§ EXERCISE DIRECTIONS
Return each line of the records holding the string "JSON".

#### RECORDED INFORMATION ####

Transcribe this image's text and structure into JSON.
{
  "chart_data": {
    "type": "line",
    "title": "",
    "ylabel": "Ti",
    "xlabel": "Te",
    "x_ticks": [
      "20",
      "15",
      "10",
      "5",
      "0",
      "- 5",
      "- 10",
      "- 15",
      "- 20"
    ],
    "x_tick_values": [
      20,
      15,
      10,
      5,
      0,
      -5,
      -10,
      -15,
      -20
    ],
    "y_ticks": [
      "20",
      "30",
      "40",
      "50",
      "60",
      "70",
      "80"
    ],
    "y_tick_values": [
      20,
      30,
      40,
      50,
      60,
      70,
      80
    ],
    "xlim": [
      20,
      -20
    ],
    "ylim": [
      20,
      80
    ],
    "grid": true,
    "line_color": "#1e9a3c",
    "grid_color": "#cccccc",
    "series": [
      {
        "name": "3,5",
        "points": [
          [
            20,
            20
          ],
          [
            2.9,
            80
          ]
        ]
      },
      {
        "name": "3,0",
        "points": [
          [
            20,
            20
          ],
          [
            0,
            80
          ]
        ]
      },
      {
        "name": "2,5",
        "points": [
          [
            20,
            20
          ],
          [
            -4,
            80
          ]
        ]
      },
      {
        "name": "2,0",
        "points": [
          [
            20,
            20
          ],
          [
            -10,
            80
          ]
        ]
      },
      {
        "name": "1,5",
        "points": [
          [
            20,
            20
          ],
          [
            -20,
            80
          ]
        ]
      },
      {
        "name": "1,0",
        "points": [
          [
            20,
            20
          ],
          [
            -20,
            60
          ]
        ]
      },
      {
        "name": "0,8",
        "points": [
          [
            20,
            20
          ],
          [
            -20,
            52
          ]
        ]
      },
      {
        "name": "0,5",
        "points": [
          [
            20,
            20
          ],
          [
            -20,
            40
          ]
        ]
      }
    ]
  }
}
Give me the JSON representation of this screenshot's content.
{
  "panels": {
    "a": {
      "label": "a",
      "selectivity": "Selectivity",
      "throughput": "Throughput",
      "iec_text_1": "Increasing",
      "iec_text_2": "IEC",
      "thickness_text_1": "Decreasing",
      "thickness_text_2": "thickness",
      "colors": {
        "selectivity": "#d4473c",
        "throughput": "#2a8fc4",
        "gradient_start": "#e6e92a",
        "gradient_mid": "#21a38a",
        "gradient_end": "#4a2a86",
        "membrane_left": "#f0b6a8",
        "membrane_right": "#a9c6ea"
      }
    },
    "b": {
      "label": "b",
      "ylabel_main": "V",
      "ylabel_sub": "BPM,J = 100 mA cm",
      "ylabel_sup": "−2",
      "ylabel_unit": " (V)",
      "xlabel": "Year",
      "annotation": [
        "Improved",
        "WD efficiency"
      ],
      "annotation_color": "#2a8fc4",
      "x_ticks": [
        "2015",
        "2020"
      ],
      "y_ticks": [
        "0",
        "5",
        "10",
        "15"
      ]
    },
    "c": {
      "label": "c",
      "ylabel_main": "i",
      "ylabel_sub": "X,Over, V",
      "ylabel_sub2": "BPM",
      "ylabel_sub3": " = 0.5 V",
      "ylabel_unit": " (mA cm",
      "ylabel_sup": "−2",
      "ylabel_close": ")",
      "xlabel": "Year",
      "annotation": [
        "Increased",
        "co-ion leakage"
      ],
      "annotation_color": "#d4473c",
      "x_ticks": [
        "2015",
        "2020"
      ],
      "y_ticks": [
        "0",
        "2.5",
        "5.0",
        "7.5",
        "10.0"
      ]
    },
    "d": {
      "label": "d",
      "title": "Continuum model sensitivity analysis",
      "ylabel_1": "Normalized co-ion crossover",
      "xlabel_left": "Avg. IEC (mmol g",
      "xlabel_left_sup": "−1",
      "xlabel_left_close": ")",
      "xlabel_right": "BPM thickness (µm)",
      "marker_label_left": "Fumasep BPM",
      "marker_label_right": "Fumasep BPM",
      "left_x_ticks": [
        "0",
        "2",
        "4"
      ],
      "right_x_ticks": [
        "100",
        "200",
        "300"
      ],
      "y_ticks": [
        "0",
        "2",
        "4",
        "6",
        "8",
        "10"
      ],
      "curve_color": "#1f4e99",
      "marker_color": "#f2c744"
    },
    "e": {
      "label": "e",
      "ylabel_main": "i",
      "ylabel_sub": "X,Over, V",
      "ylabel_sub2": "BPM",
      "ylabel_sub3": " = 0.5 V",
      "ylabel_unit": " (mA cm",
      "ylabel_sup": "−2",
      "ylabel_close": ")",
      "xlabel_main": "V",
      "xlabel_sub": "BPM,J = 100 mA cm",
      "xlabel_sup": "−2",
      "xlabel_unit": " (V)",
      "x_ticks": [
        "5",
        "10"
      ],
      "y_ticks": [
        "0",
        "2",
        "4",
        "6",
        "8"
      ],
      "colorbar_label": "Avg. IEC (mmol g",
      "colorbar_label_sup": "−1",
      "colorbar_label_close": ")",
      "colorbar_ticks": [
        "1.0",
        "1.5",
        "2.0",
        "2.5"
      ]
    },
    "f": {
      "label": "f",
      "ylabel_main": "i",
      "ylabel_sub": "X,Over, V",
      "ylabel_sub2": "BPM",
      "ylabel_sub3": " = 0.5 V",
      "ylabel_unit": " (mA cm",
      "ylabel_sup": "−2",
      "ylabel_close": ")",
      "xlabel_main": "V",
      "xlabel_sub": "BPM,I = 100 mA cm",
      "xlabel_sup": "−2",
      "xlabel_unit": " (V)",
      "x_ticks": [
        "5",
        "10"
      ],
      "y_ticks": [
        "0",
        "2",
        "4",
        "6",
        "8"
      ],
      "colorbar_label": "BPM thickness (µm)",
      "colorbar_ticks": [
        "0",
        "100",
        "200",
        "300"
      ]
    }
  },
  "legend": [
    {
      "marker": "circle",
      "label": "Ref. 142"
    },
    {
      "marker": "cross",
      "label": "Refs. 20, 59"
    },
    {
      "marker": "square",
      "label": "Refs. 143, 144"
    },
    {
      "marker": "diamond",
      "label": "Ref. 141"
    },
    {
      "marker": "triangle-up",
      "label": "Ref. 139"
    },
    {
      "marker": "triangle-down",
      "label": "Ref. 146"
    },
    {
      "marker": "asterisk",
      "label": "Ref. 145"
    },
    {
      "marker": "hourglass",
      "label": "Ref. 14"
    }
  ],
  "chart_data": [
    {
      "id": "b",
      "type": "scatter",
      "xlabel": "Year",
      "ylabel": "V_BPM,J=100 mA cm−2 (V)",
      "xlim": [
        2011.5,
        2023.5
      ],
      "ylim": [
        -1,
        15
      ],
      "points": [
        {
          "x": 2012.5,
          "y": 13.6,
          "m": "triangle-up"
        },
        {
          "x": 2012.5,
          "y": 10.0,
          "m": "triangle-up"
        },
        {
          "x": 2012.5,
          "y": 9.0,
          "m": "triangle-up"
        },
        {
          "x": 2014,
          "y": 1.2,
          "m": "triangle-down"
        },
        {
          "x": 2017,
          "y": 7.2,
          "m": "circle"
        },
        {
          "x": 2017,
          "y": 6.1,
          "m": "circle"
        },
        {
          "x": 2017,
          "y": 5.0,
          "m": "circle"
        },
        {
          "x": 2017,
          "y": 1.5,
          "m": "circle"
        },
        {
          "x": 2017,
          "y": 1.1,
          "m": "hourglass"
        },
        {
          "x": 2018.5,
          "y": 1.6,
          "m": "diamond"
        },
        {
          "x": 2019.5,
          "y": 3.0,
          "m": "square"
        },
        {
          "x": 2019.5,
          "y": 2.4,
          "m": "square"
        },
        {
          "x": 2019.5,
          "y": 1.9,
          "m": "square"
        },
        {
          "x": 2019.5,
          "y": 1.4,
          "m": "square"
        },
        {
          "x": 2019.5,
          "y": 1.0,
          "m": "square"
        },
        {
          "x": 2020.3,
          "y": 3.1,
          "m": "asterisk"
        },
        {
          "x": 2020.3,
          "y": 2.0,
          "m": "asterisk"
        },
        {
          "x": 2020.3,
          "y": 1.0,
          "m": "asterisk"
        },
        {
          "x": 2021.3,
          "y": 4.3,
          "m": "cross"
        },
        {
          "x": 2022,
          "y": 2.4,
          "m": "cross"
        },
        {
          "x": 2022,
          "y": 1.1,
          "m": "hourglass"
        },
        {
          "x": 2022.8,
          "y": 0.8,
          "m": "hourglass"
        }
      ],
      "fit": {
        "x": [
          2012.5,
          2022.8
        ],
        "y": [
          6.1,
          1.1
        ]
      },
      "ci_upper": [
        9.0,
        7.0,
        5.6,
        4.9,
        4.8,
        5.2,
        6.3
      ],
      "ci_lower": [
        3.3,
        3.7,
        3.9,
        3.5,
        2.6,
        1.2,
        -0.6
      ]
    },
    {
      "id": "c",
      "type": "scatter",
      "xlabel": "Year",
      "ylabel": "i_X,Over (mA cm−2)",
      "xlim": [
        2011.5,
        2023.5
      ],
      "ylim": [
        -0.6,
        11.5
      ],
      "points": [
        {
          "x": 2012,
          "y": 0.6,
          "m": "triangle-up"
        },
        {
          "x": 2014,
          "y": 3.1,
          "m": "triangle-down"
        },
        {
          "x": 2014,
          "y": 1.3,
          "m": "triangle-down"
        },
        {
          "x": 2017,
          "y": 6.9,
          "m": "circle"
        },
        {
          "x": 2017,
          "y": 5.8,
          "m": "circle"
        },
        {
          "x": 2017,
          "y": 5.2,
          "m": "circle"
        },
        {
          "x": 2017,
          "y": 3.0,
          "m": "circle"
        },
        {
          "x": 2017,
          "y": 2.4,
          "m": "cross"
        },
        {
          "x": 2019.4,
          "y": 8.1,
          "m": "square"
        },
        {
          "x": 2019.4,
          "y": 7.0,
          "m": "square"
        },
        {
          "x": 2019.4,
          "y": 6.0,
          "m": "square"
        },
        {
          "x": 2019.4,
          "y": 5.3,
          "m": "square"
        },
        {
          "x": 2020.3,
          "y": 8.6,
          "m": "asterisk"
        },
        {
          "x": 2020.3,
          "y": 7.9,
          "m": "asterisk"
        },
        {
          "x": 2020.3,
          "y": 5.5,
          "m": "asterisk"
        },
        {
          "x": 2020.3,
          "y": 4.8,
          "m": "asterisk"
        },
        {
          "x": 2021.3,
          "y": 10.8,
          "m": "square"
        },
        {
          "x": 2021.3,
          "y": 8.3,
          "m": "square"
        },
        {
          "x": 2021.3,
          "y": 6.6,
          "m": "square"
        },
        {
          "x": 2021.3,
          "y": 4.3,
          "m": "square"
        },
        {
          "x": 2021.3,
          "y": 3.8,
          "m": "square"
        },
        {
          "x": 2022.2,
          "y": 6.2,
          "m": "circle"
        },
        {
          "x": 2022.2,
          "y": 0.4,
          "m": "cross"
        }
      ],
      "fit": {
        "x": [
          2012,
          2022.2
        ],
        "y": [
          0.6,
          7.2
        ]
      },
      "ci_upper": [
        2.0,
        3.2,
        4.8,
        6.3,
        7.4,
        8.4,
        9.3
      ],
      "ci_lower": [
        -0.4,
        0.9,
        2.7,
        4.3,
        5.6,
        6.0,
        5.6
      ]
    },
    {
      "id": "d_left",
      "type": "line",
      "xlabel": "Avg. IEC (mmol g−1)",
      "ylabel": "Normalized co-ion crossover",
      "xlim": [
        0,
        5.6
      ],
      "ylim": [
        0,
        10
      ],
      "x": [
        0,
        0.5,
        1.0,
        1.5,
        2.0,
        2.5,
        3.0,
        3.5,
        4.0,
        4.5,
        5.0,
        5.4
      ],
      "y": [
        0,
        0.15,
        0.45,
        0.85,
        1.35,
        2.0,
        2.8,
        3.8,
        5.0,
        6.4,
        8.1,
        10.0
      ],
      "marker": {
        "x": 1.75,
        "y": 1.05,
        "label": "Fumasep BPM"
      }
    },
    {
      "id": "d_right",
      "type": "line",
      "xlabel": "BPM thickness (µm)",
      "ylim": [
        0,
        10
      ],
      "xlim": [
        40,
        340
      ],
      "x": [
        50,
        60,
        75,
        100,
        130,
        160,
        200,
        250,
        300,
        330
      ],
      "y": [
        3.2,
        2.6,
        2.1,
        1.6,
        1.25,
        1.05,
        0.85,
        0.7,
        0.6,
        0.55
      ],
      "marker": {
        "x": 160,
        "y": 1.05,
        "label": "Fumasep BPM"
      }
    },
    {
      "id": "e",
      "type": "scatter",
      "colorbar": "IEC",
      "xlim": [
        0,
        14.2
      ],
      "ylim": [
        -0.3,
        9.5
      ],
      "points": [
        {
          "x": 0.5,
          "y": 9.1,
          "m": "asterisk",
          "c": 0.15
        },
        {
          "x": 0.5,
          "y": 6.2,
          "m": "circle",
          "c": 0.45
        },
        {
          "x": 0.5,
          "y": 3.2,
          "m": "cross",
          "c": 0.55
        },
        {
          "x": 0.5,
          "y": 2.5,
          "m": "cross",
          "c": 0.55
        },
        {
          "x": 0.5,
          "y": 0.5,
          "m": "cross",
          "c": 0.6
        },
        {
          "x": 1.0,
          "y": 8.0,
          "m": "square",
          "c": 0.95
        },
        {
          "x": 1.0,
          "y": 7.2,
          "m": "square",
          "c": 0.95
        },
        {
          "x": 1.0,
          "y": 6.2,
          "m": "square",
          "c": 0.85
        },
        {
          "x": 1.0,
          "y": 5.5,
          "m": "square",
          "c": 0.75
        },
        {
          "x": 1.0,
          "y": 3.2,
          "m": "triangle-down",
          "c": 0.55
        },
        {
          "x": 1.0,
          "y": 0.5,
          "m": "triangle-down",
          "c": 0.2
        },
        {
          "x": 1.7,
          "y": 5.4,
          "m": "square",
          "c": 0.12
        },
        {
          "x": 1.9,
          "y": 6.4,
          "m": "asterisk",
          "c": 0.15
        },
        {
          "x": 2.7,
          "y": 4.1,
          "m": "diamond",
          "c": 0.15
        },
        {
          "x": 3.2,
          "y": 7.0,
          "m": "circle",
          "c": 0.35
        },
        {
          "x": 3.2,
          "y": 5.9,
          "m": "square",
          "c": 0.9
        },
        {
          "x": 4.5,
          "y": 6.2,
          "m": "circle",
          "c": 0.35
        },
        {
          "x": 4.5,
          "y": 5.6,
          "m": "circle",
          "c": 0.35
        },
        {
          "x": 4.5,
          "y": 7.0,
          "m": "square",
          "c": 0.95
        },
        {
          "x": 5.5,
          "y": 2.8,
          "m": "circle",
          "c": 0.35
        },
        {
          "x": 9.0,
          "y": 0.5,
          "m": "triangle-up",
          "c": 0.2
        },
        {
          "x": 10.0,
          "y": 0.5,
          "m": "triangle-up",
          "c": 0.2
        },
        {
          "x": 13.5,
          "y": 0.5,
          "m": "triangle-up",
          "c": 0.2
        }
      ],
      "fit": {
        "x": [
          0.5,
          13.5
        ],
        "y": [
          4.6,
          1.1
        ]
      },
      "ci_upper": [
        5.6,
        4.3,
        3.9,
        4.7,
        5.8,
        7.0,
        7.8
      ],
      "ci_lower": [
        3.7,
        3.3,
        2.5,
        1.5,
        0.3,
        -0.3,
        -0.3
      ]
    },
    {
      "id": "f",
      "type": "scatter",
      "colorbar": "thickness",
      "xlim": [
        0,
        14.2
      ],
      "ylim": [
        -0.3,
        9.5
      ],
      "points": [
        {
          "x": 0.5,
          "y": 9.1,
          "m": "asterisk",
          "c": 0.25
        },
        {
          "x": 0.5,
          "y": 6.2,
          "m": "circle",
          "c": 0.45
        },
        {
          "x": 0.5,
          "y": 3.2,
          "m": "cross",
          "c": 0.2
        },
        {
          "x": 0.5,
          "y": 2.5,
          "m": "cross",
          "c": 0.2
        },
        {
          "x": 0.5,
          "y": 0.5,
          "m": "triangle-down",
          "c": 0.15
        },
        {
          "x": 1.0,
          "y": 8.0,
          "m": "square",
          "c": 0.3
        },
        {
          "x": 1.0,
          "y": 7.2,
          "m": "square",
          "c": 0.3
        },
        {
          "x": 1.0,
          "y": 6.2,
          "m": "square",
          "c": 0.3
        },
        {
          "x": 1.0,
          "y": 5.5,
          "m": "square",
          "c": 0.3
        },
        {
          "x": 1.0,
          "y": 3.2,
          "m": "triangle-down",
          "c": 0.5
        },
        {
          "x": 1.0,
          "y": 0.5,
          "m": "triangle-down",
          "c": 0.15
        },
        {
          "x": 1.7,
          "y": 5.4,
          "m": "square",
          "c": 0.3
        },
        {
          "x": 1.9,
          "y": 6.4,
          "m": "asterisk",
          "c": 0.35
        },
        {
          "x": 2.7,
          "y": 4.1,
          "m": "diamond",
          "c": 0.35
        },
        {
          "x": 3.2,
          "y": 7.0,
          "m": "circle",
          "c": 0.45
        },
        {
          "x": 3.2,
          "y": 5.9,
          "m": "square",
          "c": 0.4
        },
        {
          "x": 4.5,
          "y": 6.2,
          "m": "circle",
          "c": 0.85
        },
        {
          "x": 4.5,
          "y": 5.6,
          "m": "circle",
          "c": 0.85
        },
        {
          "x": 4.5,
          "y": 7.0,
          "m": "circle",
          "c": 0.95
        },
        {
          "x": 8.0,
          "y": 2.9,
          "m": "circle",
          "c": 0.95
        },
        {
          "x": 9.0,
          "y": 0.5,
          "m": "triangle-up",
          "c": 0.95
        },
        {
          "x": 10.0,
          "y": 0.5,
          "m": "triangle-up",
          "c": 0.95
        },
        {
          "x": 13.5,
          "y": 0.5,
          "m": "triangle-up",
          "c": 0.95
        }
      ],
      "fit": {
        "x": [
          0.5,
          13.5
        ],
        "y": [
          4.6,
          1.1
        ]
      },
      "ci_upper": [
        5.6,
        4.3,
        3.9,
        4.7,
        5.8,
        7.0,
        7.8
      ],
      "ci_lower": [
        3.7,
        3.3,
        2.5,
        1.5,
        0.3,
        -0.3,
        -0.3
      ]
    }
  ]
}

####

§ WRITTEN REPLY
Transcribe this image's text and structure into JSON.
Give me the JSON representation of this screenshot's content.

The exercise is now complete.